- [WHAT NEEDS TO BE DONE] Copy each of the items below, reproducing every line character for character.

- [PROVIDED INFORMATION]
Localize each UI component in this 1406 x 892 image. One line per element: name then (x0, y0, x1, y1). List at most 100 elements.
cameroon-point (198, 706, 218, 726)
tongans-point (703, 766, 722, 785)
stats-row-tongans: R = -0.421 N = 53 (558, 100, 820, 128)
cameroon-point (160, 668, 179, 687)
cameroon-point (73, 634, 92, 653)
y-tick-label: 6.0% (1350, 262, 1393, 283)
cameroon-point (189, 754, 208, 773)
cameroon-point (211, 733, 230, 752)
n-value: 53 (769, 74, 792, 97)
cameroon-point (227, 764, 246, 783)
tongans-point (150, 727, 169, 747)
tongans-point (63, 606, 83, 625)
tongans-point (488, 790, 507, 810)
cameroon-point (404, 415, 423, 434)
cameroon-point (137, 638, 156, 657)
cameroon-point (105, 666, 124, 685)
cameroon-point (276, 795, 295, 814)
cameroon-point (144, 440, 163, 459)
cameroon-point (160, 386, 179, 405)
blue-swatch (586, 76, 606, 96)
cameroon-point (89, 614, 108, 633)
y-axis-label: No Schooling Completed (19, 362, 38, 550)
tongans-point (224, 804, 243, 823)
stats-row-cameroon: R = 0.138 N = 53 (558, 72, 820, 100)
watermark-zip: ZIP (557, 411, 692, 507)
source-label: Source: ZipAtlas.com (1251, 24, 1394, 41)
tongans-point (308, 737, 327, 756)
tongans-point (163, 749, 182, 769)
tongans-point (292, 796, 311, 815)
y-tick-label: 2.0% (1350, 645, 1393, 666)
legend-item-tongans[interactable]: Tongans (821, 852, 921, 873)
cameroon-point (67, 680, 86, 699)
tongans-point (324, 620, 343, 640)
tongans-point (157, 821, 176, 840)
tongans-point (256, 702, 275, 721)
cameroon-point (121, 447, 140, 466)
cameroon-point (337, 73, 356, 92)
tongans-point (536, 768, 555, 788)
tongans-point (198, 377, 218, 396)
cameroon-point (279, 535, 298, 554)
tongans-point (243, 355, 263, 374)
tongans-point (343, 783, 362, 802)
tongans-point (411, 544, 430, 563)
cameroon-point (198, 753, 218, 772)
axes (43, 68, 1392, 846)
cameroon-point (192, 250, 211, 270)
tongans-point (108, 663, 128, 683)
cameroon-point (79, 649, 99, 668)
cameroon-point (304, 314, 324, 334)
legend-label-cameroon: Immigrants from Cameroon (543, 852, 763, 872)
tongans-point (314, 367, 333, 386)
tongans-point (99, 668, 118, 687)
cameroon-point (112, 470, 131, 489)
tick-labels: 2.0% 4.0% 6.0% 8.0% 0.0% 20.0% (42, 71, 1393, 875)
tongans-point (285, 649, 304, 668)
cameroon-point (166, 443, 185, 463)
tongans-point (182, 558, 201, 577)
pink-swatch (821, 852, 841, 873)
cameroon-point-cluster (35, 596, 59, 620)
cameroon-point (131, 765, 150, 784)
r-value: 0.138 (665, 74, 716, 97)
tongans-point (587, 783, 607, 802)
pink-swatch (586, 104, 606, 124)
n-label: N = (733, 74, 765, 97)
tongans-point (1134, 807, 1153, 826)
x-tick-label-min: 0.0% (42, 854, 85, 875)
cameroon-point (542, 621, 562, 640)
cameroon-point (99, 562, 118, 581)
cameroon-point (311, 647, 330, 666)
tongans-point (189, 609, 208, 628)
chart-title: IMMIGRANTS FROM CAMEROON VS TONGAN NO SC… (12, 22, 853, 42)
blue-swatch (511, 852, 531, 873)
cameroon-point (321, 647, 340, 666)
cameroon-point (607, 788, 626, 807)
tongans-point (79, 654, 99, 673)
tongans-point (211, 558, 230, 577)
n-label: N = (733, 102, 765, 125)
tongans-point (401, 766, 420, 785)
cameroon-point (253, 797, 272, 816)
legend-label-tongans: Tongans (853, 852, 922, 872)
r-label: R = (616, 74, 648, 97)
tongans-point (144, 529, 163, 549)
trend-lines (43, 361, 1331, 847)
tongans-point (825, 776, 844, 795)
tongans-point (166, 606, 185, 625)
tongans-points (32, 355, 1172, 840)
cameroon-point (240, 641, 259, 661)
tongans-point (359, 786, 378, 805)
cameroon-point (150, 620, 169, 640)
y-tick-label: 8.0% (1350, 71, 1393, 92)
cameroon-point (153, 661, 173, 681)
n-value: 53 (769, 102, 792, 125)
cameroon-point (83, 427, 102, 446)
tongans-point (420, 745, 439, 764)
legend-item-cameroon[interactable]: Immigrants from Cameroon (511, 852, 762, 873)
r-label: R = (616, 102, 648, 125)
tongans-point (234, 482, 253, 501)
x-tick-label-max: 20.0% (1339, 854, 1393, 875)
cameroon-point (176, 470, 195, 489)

- [WRITTEN SOLUTION]
Localize each UI component in this 1406 x 892 image. One line per element: name then (x0, y0, x1, y1). List at most 100 elements.
cameroon-point (198, 706, 218, 726)
tongans-point (703, 766, 722, 785)
stats-row-tongans: R = -0.421 N = 53 (558, 100, 820, 128)
cameroon-point (160, 668, 179, 687)
cameroon-point (73, 634, 92, 653)
y-tick-label: 6.0% (1350, 262, 1393, 283)
cameroon-point (189, 754, 208, 773)
cameroon-point (211, 733, 230, 752)
n-value: 53 (769, 74, 792, 97)
cameroon-point (227, 764, 246, 783)
tongans-point (150, 727, 169, 747)
tongans-point (63, 606, 83, 625)
tongans-point (488, 790, 507, 810)
cameroon-point (404, 415, 423, 434)
cameroon-point (137, 638, 156, 657)
cameroon-point (105, 666, 124, 685)
cameroon-point (276, 795, 295, 814)
cameroon-point (144, 440, 163, 459)
cameroon-point (160, 386, 179, 405)
blue-swatch (586, 76, 606, 96)
cameroon-point (89, 614, 108, 633)
y-axis-label: No Schooling Completed (19, 362, 38, 550)
tongans-point (224, 804, 243, 823)
stats-row-cameroon: R = 0.138 N = 53 (558, 72, 820, 100)
watermark-zip: ZIP (557, 411, 692, 507)
source-label: Source: ZipAtlas.com (1251, 24, 1394, 41)
tongans-point (308, 737, 327, 756)
tongans-point (163, 749, 182, 769)
tongans-point (292, 796, 311, 815)
y-tick-label: 2.0% (1350, 645, 1393, 666)
legend-item-tongans[interactable]: Tongans (821, 852, 921, 873)
cameroon-point (67, 680, 86, 699)
tongans-point (324, 620, 343, 640)
tongans-point (157, 821, 176, 840)
tongans-point (256, 702, 275, 721)
cameroon-point (121, 447, 140, 466)
cameroon-point (337, 73, 356, 92)
tongans-point (536, 768, 555, 788)
tongans-point (198, 377, 218, 396)
cameroon-point (279, 535, 298, 554)
tongans-point (243, 355, 263, 374)
tongans-point (343, 783, 362, 802)
tongans-point (411, 544, 430, 563)
cameroon-point (198, 753, 218, 772)
axes (43, 68, 1392, 846)
cameroon-point (192, 250, 211, 270)
tongans-point (108, 663, 128, 683)
cameroon-point (79, 649, 99, 668)
cameroon-point (304, 314, 324, 334)
legend-label-cameroon: Immigrants from Cameroon (543, 852, 763, 872)
tongans-point (314, 367, 333, 386)
tongans-point (99, 668, 118, 687)
cameroon-point (112, 470, 131, 489)
tick-labels: 2.0% 4.0% 6.0% 8.0% 0.0% 20.0% (42, 71, 1393, 875)
tongans-point (285, 649, 304, 668)
cameroon-point (166, 443, 185, 463)
tongans-point (182, 558, 201, 577)
pink-swatch (821, 852, 841, 873)
cameroon-point-cluster (35, 596, 59, 620)
cameroon-point (131, 765, 150, 784)
r-value: 0.138 (665, 74, 716, 97)
tongans-point (587, 783, 607, 802)
pink-swatch (586, 104, 606, 124)
n-label: N = (733, 74, 765, 97)
tongans-point (1134, 807, 1153, 826)
x-tick-label-min: 0.0% (42, 854, 85, 875)
cameroon-point (542, 621, 562, 640)
cameroon-point (99, 562, 118, 581)
cameroon-point (311, 647, 330, 666)
tongans-point (189, 609, 208, 628)
chart-title: IMMIGRANTS FROM CAMEROON VS TONGAN NO SC… (12, 22, 853, 42)
blue-swatch (511, 852, 531, 873)
cameroon-point (321, 647, 340, 666)
cameroon-point (607, 788, 626, 807)
tongans-point (79, 654, 99, 673)
tongans-point (211, 558, 230, 577)
n-label: N = (733, 102, 765, 125)
tongans-point (401, 766, 420, 785)
cameroon-point (253, 797, 272, 816)
legend-label-tongans: Tongans (853, 852, 922, 872)
r-label: R = (616, 74, 648, 97)
tongans-point (144, 529, 163, 549)
trend-lines (43, 361, 1331, 847)
tongans-point (825, 776, 844, 795)
tongans-point (166, 606, 185, 625)
tongans-points (32, 355, 1172, 840)
cameroon-point (240, 641, 259, 661)
tongans-point (359, 786, 378, 805)
cameroon-point (150, 620, 169, 640)
y-tick-label: 8.0% (1350, 71, 1393, 92)
cameroon-point (153, 661, 173, 681)
n-value: 53 (769, 102, 792, 125)
cameroon-point (83, 427, 102, 446)
tongans-point (420, 745, 439, 764)
legend-item-cameroon[interactable]: Immigrants from Cameroon (511, 852, 762, 873)
r-label: R = (616, 102, 648, 125)
tongans-point (234, 482, 253, 501)
x-tick-label-max: 20.0% (1339, 854, 1393, 875)
cameroon-point (176, 470, 195, 489)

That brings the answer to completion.